> **What you should do**:
Return all lines where the word "value" can be found.

> **Exercise material**:
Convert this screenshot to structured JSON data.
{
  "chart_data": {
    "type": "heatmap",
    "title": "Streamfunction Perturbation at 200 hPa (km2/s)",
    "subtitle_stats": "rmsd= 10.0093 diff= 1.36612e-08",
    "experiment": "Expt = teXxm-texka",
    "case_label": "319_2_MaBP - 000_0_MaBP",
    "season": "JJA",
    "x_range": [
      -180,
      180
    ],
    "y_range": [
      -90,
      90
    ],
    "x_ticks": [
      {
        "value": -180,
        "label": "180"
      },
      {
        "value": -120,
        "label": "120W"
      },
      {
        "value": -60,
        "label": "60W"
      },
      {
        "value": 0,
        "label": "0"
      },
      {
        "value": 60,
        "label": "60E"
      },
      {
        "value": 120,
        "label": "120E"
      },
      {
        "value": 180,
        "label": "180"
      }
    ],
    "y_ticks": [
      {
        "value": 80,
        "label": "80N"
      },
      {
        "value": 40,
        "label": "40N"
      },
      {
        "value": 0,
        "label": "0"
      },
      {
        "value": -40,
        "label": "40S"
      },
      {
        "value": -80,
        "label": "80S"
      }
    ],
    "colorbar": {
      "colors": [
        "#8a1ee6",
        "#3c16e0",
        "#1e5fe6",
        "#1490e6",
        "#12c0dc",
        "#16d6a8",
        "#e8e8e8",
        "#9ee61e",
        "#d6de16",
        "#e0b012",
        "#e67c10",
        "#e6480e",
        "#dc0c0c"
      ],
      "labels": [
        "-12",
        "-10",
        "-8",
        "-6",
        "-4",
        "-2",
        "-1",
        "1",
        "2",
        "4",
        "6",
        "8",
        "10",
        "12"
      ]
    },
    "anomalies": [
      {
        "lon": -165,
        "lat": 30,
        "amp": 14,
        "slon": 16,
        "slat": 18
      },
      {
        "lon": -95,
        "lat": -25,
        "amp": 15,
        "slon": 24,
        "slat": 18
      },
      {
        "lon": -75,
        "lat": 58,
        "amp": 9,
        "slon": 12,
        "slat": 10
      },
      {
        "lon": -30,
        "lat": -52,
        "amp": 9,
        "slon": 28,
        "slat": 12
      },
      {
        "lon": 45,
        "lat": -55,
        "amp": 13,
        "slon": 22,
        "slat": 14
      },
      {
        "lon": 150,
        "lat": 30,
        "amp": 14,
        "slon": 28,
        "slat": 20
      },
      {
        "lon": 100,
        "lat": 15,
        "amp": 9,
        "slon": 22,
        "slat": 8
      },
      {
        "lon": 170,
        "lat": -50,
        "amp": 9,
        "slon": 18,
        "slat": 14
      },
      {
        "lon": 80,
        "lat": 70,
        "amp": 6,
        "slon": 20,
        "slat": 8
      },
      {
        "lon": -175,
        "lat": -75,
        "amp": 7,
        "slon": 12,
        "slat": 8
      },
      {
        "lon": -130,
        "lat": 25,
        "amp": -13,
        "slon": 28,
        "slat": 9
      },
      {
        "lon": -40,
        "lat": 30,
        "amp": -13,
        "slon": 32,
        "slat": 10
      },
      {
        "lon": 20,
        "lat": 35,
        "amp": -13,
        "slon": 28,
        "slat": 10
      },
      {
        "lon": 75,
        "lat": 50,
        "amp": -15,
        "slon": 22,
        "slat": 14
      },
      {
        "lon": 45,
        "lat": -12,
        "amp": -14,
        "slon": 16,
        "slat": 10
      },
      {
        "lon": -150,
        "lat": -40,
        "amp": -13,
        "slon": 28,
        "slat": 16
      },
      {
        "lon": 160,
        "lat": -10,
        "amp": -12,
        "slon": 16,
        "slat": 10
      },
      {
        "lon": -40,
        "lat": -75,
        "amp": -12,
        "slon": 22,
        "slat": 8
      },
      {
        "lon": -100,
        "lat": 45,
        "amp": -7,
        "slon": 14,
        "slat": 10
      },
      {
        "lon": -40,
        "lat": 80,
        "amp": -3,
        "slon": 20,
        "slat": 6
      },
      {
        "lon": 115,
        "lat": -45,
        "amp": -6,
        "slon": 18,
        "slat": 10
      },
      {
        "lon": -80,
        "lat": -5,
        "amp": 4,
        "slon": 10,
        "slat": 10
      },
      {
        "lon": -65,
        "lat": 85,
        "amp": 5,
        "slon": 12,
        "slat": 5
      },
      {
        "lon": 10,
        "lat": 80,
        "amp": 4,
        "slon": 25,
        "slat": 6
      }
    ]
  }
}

> **Problem solution**:
        "value": -180,
        "value": -120,
        "value": -60,
        "value": 0,
        "value": 60,
        "value": 120,
        "value": 180,
        "value": 80,
        "value": 40,
        "value": 0,
        "value": -40,
        "value": -80,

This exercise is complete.